# SOURCE DATA
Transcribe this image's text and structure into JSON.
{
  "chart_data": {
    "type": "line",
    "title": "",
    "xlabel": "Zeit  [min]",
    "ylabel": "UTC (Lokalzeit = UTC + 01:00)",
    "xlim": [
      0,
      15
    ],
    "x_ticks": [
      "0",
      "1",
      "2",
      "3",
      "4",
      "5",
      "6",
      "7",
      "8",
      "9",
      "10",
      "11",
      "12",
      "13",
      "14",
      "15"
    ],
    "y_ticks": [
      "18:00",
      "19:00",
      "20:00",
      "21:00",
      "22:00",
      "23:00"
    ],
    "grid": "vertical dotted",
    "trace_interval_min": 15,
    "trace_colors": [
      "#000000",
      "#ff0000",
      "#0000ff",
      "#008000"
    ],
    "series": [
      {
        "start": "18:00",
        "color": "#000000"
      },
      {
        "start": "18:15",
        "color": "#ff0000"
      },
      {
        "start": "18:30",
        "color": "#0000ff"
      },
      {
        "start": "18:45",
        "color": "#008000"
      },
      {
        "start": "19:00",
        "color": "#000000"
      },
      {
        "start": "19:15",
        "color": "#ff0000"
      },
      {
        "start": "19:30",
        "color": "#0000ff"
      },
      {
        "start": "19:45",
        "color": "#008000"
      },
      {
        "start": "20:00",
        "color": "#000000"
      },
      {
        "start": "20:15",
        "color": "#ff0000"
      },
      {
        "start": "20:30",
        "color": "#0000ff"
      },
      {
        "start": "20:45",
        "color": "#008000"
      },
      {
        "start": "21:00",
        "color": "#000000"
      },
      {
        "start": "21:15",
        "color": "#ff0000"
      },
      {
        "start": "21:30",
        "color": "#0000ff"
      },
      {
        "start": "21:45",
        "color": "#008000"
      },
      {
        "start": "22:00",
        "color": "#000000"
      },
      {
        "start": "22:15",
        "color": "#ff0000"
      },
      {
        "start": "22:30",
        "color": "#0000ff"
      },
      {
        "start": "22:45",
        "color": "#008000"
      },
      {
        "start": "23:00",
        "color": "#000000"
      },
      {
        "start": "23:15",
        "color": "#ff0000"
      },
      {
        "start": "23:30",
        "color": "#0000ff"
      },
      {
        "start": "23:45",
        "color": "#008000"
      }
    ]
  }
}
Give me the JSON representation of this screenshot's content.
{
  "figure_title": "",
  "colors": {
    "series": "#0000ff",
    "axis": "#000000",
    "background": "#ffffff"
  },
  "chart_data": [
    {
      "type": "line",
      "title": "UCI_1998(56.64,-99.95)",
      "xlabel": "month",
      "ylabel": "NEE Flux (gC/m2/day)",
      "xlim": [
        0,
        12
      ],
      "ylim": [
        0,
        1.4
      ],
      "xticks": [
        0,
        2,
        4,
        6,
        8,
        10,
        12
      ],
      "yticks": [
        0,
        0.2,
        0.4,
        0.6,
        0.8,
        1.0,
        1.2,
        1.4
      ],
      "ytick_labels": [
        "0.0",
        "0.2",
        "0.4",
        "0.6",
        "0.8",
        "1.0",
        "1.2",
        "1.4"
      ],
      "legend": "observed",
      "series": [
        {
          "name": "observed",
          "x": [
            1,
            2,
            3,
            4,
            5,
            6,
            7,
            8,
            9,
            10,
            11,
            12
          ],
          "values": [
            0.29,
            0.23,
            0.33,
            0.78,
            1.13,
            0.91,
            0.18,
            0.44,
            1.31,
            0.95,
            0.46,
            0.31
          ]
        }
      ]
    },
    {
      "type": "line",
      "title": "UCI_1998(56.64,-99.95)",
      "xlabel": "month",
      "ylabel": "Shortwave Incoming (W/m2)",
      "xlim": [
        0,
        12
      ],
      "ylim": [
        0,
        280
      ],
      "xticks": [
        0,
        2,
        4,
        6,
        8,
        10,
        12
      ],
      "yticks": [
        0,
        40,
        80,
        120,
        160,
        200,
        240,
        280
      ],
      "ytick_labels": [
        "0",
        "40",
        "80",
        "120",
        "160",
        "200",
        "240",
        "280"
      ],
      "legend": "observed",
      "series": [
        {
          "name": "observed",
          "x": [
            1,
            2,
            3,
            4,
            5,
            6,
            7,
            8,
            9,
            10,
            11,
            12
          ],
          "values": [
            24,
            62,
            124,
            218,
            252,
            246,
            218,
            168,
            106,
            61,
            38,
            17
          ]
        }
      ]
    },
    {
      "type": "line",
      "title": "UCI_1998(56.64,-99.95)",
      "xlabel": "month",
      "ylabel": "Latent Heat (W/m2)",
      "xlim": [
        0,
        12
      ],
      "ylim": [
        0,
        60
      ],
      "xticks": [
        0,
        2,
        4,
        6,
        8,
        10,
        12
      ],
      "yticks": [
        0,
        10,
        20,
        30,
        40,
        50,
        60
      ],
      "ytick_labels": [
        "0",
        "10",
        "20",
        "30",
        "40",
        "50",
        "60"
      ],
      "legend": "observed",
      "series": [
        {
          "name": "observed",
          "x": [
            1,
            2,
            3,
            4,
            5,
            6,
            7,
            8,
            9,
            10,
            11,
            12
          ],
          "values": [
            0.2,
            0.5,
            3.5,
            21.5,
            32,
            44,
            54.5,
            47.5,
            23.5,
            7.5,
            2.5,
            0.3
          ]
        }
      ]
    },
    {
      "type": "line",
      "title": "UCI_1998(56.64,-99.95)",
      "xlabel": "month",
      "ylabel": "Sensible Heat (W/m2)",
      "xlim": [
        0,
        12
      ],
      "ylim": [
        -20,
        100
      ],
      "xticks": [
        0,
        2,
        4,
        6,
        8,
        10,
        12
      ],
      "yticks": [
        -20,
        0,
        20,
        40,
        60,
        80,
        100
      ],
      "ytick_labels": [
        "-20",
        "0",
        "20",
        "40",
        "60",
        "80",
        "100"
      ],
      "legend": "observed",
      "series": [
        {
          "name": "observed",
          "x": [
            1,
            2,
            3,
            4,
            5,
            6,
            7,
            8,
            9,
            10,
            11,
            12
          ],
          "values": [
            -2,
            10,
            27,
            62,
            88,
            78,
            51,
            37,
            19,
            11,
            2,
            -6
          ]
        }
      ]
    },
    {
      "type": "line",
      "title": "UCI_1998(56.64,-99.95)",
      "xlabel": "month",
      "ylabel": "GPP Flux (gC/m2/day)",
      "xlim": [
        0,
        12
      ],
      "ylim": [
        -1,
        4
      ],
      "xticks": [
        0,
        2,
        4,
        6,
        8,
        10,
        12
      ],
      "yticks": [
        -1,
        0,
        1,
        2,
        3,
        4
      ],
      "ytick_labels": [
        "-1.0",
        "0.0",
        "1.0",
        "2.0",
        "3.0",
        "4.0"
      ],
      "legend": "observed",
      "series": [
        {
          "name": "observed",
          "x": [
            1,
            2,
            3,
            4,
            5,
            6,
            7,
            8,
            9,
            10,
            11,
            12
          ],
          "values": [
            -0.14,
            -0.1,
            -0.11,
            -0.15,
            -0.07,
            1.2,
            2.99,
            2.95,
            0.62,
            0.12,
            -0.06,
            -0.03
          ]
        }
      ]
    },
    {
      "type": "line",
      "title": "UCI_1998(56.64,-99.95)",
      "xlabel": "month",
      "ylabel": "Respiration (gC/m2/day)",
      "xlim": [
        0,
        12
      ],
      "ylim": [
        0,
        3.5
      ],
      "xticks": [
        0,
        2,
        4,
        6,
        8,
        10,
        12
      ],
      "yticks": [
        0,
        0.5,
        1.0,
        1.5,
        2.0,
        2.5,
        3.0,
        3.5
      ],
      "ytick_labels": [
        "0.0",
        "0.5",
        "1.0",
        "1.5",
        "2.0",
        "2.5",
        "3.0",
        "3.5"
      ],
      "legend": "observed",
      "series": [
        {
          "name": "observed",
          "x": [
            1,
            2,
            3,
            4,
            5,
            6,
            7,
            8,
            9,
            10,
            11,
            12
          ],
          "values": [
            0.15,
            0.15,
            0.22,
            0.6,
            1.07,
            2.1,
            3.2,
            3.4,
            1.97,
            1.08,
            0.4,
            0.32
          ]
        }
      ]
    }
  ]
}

# WORK TO BE COMPLETED
Copy each line holding the word "this" from the listing above.

# THE OUTPUT
Transcribe this image's text and structure into JSON.
Give me the JSON representation of this screenshot's content.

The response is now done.